== Directive ==
Print the listing that follows, character for character.

———

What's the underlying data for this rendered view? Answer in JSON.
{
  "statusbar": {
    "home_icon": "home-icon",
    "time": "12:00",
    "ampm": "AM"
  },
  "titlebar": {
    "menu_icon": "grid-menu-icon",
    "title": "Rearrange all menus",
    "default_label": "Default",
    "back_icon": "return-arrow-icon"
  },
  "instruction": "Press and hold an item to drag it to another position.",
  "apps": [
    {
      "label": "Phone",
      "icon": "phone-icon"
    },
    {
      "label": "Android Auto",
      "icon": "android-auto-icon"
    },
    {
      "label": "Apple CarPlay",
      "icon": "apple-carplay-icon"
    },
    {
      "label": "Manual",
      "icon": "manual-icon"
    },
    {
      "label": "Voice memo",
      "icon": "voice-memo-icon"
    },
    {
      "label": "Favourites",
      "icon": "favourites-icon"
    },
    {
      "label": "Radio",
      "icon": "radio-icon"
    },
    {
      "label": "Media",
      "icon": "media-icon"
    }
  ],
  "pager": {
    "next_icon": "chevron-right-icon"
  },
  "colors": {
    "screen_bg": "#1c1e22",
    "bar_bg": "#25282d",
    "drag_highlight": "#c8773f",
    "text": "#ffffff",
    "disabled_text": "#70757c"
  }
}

———

== Final result ==
What's the underlying data for this rendered view? Answer in JSON.
{
  "statusbar": {
    "home_icon": "home-icon",
    "time": "12:00",
    "ampm": "AM"
  },
  "titlebar": {
    "menu_icon": "grid-menu-icon",
    "title": "Rearrange all menus",
    "default_label": "Default",
    "back_icon": "return-arrow-icon"
  },
  "instruction": "Press and hold an item to drag it to another position.",
  "apps": [
    {
      "label": "Phone",
      "icon": "phone-icon"
    },
    {
      "label": "Android Auto",
      "icon": "android-auto-icon"
    },
    {
      "label": "Apple CarPlay",
      "icon": "apple-carplay-icon"
    },
    {
      "label": "Manual",
      "icon": "manual-icon"
    },
    {
      "label": "Voice memo",
      "icon": "voice-memo-icon"
    },
    {
      "label": "Favourites",
      "icon": "favourites-icon"
    },
    {
      "label": "Radio",
      "icon": "radio-icon"
    },
    {
      "label": "Media",
      "icon": "media-icon"
    }
  ],
  "pager": {
    "next_icon": "chevron-right-icon"
  },
  "colors": {
    "screen_bg": "#1c1e22",
    "bar_bg": "#25282d",
    "drag_highlight": "#c8773f",
    "text": "#ffffff",
    "disabled_text": "#70757c"
  }
}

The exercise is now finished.